▶ **Task requirements**
Copy the records below, changing every "Circle shape" to "Round shape" and keeping everything else the same.

Stored items from a collection
# # # # #

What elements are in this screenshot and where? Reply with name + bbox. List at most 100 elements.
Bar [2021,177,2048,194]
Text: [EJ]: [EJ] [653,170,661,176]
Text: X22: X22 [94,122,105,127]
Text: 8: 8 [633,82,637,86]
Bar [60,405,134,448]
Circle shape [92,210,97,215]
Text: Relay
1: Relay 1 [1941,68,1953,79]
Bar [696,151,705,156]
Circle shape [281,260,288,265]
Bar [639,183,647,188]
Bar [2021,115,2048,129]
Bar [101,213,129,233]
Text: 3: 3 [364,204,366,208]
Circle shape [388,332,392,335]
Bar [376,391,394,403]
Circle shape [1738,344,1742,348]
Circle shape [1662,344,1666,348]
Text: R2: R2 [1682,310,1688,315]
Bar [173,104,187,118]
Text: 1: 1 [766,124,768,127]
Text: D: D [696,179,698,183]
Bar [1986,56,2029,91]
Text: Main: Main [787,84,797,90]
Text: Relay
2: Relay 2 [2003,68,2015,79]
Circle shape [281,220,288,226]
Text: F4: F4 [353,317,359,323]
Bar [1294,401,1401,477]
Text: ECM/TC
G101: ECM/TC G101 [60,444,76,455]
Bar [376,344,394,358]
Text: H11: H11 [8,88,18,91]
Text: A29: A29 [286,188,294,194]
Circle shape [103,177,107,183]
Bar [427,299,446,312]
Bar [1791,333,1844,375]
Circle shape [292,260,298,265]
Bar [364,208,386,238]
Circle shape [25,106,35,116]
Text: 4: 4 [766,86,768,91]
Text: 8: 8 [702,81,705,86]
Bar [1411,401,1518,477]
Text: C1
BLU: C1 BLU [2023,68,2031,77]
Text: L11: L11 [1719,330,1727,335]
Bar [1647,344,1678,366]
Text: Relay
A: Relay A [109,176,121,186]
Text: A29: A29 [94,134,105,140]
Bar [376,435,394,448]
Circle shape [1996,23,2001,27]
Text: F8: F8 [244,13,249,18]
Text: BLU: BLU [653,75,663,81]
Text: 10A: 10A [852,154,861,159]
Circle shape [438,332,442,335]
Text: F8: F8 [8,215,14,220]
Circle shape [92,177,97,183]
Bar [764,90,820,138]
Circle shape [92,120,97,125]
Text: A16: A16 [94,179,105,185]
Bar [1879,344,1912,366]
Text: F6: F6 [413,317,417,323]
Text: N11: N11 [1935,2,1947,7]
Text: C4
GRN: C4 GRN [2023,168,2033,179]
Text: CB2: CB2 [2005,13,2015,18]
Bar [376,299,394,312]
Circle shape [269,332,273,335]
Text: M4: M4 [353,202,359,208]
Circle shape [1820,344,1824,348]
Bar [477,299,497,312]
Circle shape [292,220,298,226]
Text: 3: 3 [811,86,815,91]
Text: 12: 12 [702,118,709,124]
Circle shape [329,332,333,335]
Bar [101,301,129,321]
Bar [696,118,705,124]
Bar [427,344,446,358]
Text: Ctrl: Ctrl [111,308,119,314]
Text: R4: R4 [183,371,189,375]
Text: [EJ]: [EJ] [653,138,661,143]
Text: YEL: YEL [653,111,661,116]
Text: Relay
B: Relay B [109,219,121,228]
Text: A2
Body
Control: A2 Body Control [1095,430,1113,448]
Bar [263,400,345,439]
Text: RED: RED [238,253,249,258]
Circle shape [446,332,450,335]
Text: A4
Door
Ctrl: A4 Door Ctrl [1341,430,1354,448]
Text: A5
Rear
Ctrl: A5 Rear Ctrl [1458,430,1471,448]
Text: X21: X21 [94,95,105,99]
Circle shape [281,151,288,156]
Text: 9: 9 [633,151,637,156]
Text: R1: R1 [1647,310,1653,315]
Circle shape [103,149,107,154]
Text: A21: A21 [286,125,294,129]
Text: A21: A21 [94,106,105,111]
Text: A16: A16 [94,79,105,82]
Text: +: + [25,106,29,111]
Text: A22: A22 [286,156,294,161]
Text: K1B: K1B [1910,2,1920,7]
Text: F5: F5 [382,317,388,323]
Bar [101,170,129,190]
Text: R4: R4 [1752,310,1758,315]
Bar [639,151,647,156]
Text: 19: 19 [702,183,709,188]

# # # # #

▶ **The answer**
What elements are in this screenshot and where? Reply with name + bbox. List at most 100 elements.
Bar [2021,177,2048,194]
Text: [EJ]: [EJ] [653,170,661,176]
Text: X22: X22 [94,122,105,127]
Text: 8: 8 [633,82,637,86]
Bar [60,405,134,448]
Round shape [92,210,97,215]
Text: Relay
1: Relay 1 [1941,68,1953,79]
Bar [696,151,705,156]
Round shape [281,260,288,265]
Bar [639,183,647,188]
Bar [2021,115,2048,129]
Bar [101,213,129,233]
Text: 3: 3 [364,204,366,208]
Round shape [388,332,392,335]
Bar [376,391,394,403]
Round shape [1738,344,1742,348]
Round shape [1662,344,1666,348]
Text: R2: R2 [1682,310,1688,315]
Bar [173,104,187,118]
Text: 1: 1 [766,124,768,127]
Text: D: D [696,179,698,183]
Bar [1986,56,2029,91]
Text: Main: Main [787,84,797,90]
Text: Relay
2: Relay 2 [2003,68,2015,79]
Round shape [281,220,288,226]
Text: F4: F4 [353,317,359,323]
Bar [1294,401,1401,477]
Text: ECM/TC
G101: ECM/TC G101 [60,444,76,455]
Bar [376,344,394,358]
Text: H11: H11 [8,88,18,91]
Text: A29: A29 [286,188,294,194]
Round shape [103,177,107,183]
Bar [427,299,446,312]
Bar [1791,333,1844,375]
Round shape [292,260,298,265]
Bar [364,208,386,238]
Round shape [25,106,35,116]
Text: 4: 4 [766,86,768,91]
Text: 8: 8 [702,81,705,86]
Bar [1411,401,1518,477]
Text: C1
BLU: C1 BLU [2023,68,2031,77]
Text: L11: L11 [1719,330,1727,335]
Bar [1647,344,1678,366]
Text: Relay
A: Relay A [109,176,121,186]
Text: A29: A29 [94,134,105,140]
Bar [376,435,394,448]
Round shape [1996,23,2001,27]
Text: F8: F8 [244,13,249,18]
Text: BLU: BLU [653,75,663,81]
Text: 10A: 10A [852,154,861,159]
Round shape [438,332,442,335]
Text: F8: F8 [8,215,14,220]
Round shape [92,177,97,183]
Bar [764,90,820,138]
Round shape [92,120,97,125]
Text: A16: A16 [94,179,105,185]
Bar [1879,344,1912,366]
Text: F6: F6 [413,317,417,323]
Text: N11: N11 [1935,2,1947,7]
Text: C4
GRN: C4 GRN [2023,168,2033,179]
Text: CB2: CB2 [2005,13,2015,18]
Bar [376,299,394,312]
Round shape [269,332,273,335]
Text: M4: M4 [353,202,359,208]
Round shape [1820,344,1824,348]
Bar [477,299,497,312]
Round shape [292,220,298,226]
Text: 3: 3 [811,86,815,91]
Text: 12: 12 [702,118,709,124]
Round shape [329,332,333,335]
Bar [101,301,129,321]
Bar [696,118,705,124]
Bar [427,344,446,358]
Text: Ctrl: Ctrl [111,308,119,314]
Text: R4: R4 [183,371,189,375]
Text: [EJ]: [EJ] [653,138,661,143]
Text: YEL: YEL [653,111,661,116]
Text: Relay
B: Relay B [109,219,121,228]
Text: A2
Body
Control: A2 Body Control [1095,430,1113,448]
Bar [263,400,345,439]
Text: RED: RED [238,253,249,258]
Round shape [446,332,450,335]
Text: A4
Door
Ctrl: A4 Door Ctrl [1341,430,1354,448]
Text: A5
Rear
Ctrl: A5 Rear Ctrl [1458,430,1471,448]
Text: X21: X21 [94,95,105,99]
Round shape [281,151,288,156]
Text: 9: 9 [633,151,637,156]
Text: R1: R1 [1647,310,1653,315]
Round shape [103,149,107,154]
Text: A21: A21 [286,125,294,129]
Text: A21: A21 [94,106,105,111]
Text: A16: A16 [94,79,105,82]
Text: +: + [25,106,29,111]
Text: A22: A22 [286,156,294,161]
Text: K1B: K1B [1910,2,1920,7]
Text: F5: F5 [382,317,388,323]
Bar [101,170,129,190]
Text: R4: R4 [1752,310,1758,315]
Bar [639,151,647,156]
Text: 19: 19 [702,183,709,188]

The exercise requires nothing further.